***** Provided entries

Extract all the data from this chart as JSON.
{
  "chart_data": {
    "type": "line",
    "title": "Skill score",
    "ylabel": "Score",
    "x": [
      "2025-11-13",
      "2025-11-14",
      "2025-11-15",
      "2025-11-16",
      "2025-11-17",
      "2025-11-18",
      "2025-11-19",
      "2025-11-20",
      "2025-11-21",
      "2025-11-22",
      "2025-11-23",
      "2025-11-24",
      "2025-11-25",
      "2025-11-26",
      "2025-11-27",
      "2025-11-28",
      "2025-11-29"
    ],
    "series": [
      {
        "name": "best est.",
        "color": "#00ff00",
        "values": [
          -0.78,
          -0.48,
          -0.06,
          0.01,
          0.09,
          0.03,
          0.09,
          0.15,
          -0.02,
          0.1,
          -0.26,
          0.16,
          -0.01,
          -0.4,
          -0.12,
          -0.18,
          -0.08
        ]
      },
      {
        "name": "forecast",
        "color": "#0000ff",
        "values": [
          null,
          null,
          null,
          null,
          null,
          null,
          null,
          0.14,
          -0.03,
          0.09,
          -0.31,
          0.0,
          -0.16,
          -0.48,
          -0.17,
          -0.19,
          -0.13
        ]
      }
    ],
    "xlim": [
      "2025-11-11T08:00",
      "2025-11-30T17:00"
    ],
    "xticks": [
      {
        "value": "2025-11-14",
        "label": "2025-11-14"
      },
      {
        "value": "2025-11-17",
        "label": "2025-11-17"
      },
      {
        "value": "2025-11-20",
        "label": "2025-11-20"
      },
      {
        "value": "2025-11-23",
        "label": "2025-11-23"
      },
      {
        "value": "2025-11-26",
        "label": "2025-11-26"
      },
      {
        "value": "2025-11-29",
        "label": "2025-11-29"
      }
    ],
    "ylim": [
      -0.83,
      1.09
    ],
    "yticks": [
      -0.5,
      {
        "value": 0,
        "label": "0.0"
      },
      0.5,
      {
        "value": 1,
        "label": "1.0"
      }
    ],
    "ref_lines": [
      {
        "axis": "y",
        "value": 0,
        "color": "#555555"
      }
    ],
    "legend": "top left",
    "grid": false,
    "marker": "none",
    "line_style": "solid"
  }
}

**********

### Instruction:
Locate all lines holding the word "color", then copy them out.

### Answer for the task:
        "color": "#00ff00",
        "color": "#0000ff",
        "color": "#555555"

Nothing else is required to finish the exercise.